**Excerpt provided**
········

Professional and college football teams do not compete on the field, but they do compete at the state capitol. Just ask the taxpayers of Minnesota, who recently agreed to pay for two brand new football stadiums. The stadiums sit just two miles apart, on the east and west banks of the Mississippi River. One of the stadiums is too small. In this competition, an NFL team won, and a university lost.
In 2009 the University of Minnesota opened its new football stadium with hopes of reenergizing its fan base. Fans were indeed excited that football was back on campus–for decades, “home games” had been across the Mississippi River, in the HHH Metrodome in downtown Minneapolis. During that time away from campus, Gopher football had sunk into irrelevance, both nationally and in the Big Ten Conference. Attendance had dropped drastically. The new stadium harkened back to the program’s glory days in the middle of the last century, which included six national championships and ten conference championships. Those championship teams had played at Memorial Stadium, which used to sit just two blocks away from where the new stadium was built.
The new stadium did not come cheap. Its $288-million cost was partly offset by a financial institution, leading to the nickname “The Bank.” Ironically, despite its hefty price tag, The Bank was actually smaller than both the Metrodome and Memorial Stadium. The grand homecoming of Gopher football, hundreds of millions of dollars in the making, amounted to the university’s smallest home stadium since before the Great Depression.

········

**Data shown**
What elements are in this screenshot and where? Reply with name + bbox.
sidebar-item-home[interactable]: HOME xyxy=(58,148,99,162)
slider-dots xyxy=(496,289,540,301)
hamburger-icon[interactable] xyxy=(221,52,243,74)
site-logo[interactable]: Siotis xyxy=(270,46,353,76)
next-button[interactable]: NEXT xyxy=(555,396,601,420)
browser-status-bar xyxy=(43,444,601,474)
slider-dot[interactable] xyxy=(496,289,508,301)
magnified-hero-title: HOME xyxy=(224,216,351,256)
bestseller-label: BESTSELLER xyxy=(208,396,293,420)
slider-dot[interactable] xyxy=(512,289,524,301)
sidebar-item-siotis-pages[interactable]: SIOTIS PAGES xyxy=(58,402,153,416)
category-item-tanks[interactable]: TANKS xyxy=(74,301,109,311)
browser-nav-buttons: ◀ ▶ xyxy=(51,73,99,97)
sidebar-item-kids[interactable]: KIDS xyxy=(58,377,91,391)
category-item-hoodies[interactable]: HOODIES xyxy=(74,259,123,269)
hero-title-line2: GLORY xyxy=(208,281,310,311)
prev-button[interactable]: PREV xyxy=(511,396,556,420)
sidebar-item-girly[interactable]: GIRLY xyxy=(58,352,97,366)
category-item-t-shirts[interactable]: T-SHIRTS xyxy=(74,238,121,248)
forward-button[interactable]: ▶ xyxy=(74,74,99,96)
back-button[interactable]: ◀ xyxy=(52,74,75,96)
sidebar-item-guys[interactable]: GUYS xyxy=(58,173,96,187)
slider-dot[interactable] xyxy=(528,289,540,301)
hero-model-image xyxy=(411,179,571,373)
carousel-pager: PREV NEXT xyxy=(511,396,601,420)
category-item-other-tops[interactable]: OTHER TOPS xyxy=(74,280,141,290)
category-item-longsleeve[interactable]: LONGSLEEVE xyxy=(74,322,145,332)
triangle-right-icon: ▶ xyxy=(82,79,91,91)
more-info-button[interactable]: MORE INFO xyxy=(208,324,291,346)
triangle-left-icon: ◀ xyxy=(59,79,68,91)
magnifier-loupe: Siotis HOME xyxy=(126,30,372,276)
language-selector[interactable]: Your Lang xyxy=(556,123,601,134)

········

**What the task asks**
Answer these questions from the text on Minnesota's football stadiums:
(a) How far apart do the two stadiums sit?
(b) In what year did the University of Minnesota open its new football stadium?
(c) What did the new stadium cost, and what nickname did it receive?

**Exercise solution**
(a) Two miles, on the east and west banks of the Mississippi River.
(b) 2009.
(c) $288 million. It received the nickname "The Bank."